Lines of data
══════
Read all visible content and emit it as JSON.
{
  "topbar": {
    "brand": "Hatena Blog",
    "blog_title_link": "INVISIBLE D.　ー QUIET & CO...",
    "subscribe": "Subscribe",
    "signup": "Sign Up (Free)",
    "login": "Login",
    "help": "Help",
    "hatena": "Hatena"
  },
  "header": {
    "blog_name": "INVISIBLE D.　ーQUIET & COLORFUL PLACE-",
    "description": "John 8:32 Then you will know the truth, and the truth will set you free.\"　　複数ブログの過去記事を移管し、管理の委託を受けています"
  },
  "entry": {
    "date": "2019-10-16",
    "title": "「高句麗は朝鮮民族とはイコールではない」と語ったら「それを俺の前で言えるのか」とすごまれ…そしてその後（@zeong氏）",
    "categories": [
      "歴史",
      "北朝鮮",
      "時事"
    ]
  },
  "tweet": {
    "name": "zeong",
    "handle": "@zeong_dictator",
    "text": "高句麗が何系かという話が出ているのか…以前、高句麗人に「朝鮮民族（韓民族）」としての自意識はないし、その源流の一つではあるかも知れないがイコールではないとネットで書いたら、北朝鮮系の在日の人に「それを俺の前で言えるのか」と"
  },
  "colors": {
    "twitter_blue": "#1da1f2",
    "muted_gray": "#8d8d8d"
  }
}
══════
YOUR GOAL: Gather all lines from the listing above in which "INVISIBLE" occurs.

PROBLEM SOLUTION:
    "blog_title_link": "INVISIBLE D.　ー QUIET & CO...",
    "blog_name": "INVISIBLE D.　ーQUIET & COLORFUL PLACE-",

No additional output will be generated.